> Exercise objective:
Copy out the lines that have "Vera" in them.

> Records for this task:
§ §

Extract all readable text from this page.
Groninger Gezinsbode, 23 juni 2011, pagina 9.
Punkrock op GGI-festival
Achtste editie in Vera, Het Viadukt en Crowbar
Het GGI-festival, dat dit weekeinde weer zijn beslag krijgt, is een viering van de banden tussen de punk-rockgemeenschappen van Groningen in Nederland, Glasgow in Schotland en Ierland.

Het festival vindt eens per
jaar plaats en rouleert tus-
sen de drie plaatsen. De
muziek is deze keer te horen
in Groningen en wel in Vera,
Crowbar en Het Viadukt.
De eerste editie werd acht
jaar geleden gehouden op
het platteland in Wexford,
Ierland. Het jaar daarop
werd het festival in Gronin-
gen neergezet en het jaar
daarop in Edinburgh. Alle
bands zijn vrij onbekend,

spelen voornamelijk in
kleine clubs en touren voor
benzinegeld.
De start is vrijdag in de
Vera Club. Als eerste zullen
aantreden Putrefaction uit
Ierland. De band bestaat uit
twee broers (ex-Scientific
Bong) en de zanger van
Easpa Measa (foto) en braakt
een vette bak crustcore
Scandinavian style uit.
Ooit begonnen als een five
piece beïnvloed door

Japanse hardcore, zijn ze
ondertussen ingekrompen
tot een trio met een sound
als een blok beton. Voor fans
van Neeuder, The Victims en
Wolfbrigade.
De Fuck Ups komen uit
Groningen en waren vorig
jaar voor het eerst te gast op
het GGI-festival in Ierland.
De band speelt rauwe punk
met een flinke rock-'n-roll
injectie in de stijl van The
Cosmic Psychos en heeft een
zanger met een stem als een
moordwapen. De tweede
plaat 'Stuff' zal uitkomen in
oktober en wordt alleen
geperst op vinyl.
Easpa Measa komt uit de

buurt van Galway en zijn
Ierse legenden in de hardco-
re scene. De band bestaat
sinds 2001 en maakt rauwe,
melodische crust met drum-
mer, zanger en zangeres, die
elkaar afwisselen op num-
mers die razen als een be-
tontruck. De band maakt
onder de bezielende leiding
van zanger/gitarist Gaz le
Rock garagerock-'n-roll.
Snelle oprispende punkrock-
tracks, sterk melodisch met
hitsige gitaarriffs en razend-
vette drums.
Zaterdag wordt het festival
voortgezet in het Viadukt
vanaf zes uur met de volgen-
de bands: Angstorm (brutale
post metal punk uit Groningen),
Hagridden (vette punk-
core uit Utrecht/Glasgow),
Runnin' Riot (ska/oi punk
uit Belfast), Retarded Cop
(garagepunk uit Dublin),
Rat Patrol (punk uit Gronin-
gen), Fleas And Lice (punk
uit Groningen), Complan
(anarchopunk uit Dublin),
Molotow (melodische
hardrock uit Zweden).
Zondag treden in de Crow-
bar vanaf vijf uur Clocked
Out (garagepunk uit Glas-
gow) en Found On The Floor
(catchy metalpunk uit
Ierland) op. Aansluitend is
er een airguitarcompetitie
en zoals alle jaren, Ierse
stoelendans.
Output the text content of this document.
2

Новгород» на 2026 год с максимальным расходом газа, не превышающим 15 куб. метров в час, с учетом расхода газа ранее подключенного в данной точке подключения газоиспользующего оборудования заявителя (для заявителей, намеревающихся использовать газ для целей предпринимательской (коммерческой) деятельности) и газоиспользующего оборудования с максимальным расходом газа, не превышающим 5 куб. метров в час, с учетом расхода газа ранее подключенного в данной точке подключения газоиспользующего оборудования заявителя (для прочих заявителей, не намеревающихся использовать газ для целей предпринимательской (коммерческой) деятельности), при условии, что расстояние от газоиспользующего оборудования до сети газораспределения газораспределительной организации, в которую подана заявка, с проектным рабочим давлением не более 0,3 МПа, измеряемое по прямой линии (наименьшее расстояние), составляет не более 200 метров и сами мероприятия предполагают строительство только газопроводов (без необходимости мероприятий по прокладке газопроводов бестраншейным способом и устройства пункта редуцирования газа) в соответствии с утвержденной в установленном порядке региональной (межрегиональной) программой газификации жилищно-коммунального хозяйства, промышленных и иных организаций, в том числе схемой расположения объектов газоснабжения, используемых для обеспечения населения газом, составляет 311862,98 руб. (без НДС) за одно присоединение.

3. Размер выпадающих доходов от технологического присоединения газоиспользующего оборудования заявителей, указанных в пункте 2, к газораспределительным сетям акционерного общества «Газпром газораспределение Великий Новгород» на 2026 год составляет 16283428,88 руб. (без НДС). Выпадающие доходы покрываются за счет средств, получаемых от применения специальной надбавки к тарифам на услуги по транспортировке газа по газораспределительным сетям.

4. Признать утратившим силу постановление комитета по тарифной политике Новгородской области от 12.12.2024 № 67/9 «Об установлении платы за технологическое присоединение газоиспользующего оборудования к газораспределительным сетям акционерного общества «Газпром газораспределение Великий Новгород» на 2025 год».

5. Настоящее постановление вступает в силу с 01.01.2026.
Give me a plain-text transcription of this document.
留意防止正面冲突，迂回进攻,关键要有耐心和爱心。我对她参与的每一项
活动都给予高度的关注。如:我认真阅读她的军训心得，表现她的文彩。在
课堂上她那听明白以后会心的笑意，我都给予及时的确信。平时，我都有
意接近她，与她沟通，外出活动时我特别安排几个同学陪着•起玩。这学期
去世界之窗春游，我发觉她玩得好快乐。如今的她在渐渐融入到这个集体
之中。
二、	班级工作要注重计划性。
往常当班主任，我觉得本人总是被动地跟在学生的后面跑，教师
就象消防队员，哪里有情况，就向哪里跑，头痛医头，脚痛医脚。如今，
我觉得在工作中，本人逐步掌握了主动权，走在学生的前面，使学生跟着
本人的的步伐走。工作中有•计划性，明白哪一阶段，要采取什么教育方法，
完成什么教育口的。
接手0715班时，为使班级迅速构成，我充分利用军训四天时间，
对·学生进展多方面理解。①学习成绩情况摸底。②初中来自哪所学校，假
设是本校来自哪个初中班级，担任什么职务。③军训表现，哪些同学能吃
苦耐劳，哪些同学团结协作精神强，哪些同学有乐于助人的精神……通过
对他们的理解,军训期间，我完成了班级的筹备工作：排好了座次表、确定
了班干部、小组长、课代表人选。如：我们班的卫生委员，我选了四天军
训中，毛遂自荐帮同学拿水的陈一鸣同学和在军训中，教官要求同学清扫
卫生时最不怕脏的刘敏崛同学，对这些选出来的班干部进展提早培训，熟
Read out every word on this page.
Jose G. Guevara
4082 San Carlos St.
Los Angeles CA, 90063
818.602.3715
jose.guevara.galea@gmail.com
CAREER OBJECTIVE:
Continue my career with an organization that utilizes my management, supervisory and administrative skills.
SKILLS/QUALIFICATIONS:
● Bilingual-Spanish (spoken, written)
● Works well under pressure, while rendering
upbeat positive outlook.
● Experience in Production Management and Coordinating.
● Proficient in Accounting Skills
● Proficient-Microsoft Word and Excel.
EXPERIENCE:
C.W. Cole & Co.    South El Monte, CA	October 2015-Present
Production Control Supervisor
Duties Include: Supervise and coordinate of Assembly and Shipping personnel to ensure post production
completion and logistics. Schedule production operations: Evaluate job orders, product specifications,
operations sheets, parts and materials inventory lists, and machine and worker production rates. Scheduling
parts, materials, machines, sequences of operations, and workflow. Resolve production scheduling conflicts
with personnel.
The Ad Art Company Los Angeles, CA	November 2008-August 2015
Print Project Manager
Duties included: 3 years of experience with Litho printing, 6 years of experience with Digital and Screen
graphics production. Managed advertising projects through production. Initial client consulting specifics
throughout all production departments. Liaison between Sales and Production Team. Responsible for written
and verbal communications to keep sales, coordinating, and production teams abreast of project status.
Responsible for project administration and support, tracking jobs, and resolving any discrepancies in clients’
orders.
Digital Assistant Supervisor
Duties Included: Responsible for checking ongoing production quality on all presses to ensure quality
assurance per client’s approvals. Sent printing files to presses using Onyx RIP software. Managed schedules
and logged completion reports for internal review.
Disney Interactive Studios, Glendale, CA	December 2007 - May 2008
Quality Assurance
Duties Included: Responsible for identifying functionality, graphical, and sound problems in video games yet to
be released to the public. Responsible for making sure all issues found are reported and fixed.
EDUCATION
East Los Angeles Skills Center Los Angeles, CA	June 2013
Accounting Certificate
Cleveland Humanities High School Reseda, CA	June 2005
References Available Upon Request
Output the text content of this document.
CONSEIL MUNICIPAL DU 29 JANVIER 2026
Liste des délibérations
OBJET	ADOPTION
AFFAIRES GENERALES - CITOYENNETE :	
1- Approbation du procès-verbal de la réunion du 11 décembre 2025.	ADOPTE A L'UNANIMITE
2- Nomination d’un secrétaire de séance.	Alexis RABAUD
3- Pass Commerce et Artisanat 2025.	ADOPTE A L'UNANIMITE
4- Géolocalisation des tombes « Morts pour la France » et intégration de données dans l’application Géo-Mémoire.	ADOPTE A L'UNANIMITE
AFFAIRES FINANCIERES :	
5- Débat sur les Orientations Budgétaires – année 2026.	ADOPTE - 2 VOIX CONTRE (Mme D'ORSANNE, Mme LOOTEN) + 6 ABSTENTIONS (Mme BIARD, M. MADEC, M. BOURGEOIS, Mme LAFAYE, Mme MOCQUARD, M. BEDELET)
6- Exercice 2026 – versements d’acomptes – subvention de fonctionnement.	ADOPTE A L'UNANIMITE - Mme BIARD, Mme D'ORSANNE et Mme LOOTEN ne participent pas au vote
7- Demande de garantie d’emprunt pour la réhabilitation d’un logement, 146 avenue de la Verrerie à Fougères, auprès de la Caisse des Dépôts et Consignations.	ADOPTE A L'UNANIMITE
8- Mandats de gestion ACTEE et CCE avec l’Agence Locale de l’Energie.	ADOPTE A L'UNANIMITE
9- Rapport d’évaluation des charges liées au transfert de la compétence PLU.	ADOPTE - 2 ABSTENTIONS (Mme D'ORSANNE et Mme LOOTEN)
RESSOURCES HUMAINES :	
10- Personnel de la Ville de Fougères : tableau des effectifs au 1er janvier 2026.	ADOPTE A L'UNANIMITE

§ §

> Problem solution:
Achtste editie in Vera, Het Viadukt en Crowbar
in Groningen en wel in Vera,
Vera Club. Als eerste zullen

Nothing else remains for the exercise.